## WHAT THE TASK ASKS
The answer is a single number: how many lines hold the string "type".
————
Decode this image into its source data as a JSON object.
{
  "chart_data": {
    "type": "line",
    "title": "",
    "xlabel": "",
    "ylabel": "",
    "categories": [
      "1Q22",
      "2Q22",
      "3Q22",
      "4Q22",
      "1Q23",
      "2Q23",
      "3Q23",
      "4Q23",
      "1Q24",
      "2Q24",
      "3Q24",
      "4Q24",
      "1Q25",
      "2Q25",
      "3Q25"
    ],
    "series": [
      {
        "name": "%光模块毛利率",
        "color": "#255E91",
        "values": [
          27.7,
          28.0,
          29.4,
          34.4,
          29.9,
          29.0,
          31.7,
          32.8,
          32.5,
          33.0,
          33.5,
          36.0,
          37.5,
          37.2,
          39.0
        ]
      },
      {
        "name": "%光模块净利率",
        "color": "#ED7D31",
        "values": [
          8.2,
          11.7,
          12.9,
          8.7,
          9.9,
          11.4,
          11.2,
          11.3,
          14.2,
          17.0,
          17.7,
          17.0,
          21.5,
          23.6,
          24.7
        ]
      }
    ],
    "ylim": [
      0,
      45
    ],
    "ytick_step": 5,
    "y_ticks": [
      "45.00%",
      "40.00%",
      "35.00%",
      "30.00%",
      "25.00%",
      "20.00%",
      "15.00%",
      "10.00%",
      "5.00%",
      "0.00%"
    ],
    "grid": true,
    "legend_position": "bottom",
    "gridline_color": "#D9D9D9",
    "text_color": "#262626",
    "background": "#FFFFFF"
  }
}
————
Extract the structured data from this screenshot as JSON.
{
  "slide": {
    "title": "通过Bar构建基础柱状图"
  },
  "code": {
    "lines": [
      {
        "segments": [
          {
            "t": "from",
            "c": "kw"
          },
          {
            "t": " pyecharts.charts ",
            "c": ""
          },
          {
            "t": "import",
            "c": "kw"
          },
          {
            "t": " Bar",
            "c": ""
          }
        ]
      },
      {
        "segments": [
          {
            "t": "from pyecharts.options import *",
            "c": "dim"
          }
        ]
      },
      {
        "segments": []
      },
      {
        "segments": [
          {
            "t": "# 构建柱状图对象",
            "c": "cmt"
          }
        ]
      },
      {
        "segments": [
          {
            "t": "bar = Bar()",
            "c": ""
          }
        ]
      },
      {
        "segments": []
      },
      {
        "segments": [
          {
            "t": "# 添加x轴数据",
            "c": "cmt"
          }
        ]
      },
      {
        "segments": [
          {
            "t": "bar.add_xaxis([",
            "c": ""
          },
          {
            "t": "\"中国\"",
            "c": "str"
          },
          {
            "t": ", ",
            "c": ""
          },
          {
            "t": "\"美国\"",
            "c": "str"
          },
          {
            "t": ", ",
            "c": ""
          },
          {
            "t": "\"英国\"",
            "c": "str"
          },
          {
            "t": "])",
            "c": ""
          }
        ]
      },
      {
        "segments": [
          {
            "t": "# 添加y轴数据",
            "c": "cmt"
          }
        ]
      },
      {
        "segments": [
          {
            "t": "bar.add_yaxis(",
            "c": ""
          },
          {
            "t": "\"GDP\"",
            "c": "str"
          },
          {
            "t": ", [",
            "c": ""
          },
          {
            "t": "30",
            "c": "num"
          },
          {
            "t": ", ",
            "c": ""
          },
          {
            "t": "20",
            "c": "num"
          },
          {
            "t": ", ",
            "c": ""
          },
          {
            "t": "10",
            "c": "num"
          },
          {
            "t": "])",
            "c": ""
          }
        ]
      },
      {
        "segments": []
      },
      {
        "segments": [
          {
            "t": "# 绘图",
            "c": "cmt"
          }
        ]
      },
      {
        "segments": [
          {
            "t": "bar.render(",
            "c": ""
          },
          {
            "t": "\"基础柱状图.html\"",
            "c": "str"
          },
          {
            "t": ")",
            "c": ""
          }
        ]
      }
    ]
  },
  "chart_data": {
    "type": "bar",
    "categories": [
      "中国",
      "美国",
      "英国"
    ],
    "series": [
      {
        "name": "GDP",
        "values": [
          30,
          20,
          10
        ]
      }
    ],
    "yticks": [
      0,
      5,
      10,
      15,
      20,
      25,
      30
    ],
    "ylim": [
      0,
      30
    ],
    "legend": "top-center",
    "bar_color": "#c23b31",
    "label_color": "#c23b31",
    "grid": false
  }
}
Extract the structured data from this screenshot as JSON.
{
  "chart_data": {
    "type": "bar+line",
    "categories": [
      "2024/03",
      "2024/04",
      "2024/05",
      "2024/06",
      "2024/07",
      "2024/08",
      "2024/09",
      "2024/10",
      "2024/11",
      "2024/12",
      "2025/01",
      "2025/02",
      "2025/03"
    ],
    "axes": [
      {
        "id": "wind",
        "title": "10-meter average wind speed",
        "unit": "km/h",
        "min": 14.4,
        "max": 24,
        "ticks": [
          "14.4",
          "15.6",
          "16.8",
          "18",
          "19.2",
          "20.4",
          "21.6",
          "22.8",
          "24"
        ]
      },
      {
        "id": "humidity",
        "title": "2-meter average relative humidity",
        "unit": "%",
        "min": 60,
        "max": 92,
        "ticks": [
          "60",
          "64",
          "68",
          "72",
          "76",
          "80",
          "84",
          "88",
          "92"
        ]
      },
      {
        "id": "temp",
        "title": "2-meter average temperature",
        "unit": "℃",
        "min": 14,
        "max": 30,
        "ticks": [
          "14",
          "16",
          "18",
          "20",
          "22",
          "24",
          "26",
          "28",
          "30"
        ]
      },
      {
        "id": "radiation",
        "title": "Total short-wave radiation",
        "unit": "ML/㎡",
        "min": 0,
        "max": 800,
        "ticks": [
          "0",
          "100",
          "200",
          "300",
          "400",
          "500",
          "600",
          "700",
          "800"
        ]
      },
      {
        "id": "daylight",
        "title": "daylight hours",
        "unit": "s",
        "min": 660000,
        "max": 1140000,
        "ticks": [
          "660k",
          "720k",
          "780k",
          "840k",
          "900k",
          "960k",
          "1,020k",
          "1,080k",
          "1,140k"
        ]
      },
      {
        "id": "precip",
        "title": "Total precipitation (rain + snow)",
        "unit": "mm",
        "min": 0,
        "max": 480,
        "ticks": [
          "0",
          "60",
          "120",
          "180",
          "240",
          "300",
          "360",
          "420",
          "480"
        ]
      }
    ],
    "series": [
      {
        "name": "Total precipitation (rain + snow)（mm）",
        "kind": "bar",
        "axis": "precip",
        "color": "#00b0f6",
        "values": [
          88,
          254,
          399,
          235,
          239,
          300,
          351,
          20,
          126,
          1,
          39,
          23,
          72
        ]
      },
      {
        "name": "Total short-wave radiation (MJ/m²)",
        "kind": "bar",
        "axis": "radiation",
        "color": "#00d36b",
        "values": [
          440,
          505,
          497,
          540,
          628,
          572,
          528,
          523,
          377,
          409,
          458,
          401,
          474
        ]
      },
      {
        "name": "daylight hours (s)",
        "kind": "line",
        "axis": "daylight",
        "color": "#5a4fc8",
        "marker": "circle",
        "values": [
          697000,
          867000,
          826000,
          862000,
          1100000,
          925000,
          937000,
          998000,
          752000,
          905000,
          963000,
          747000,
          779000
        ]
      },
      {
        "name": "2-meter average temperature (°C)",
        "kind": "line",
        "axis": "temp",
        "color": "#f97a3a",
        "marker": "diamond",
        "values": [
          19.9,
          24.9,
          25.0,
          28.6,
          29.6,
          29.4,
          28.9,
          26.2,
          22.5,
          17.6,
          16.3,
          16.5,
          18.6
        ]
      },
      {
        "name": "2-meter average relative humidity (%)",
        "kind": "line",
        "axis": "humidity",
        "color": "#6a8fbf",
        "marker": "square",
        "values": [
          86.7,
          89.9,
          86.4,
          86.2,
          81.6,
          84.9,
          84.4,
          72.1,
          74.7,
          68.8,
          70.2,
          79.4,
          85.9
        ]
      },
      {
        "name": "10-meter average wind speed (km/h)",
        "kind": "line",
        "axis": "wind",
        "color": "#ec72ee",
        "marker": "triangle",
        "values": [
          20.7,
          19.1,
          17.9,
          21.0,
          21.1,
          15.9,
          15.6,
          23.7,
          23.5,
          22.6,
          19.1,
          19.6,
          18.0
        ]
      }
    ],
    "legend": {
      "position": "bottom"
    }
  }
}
————
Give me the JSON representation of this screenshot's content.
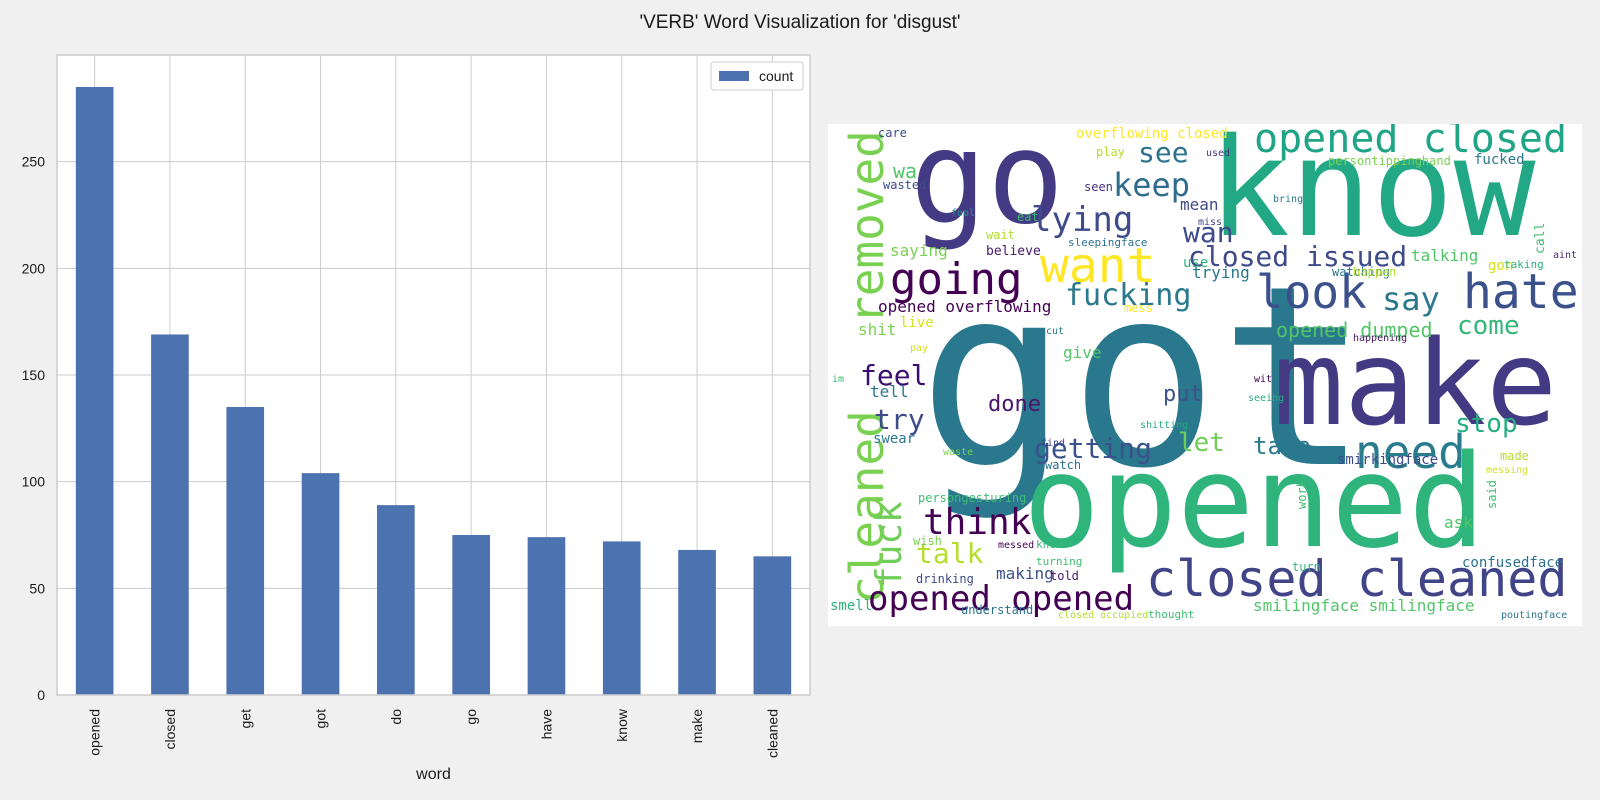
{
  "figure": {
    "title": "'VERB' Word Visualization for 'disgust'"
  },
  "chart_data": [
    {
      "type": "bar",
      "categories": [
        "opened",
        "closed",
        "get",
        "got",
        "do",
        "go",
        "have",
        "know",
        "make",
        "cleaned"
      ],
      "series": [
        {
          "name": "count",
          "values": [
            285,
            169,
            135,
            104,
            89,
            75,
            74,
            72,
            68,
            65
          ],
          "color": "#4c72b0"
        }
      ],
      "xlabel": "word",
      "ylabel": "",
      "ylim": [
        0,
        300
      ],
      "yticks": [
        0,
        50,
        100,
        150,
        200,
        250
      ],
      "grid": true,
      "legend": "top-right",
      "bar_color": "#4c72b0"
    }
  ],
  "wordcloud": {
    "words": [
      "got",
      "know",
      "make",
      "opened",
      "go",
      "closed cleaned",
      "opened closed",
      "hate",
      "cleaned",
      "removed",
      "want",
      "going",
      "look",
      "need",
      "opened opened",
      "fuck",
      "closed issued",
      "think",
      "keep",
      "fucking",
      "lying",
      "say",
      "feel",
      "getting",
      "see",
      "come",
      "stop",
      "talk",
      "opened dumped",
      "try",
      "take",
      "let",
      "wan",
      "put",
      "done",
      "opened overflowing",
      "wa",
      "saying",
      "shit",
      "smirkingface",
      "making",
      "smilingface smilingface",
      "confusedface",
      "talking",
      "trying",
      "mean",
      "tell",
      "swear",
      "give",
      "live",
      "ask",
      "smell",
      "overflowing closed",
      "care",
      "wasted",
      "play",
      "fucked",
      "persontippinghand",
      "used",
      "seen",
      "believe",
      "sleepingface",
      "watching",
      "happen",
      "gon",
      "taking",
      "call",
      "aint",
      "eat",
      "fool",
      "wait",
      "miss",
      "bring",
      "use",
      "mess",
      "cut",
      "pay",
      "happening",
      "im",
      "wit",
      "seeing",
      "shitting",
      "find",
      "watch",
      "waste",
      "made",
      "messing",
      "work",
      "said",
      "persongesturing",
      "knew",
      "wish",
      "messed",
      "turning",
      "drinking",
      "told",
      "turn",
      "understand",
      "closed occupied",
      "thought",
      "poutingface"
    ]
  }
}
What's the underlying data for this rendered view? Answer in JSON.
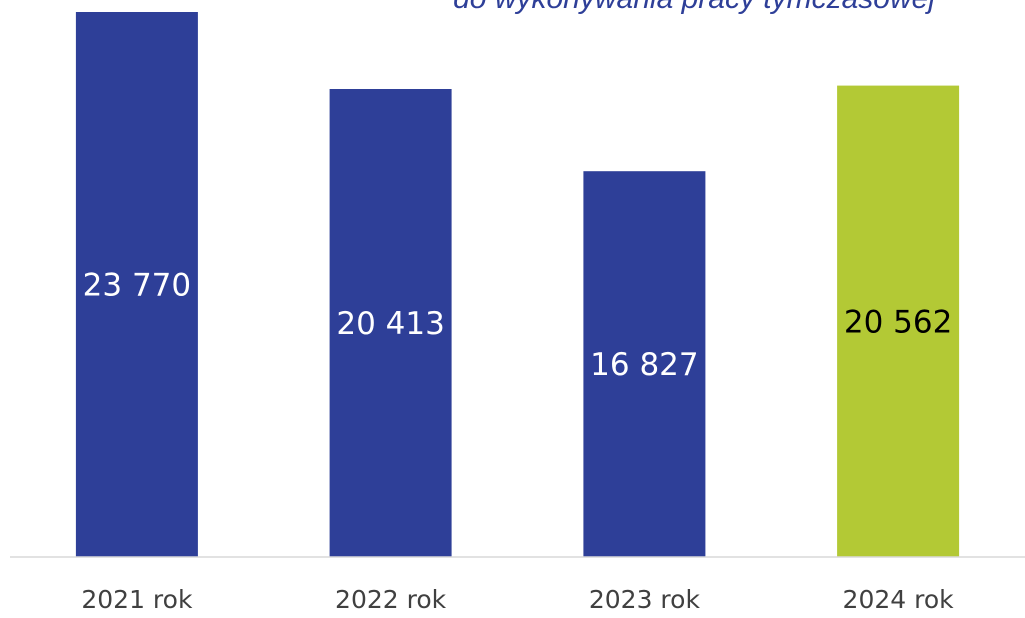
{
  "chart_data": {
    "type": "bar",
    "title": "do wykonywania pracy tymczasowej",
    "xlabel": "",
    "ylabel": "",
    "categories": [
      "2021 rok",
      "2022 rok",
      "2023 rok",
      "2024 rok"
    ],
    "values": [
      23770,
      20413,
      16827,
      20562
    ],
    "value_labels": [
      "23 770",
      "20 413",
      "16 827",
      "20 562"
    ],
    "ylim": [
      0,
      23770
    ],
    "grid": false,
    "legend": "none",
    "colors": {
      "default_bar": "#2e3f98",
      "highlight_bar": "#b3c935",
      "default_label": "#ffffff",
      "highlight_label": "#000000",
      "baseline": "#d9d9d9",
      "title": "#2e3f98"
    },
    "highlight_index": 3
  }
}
————
## THE RESPONSE
5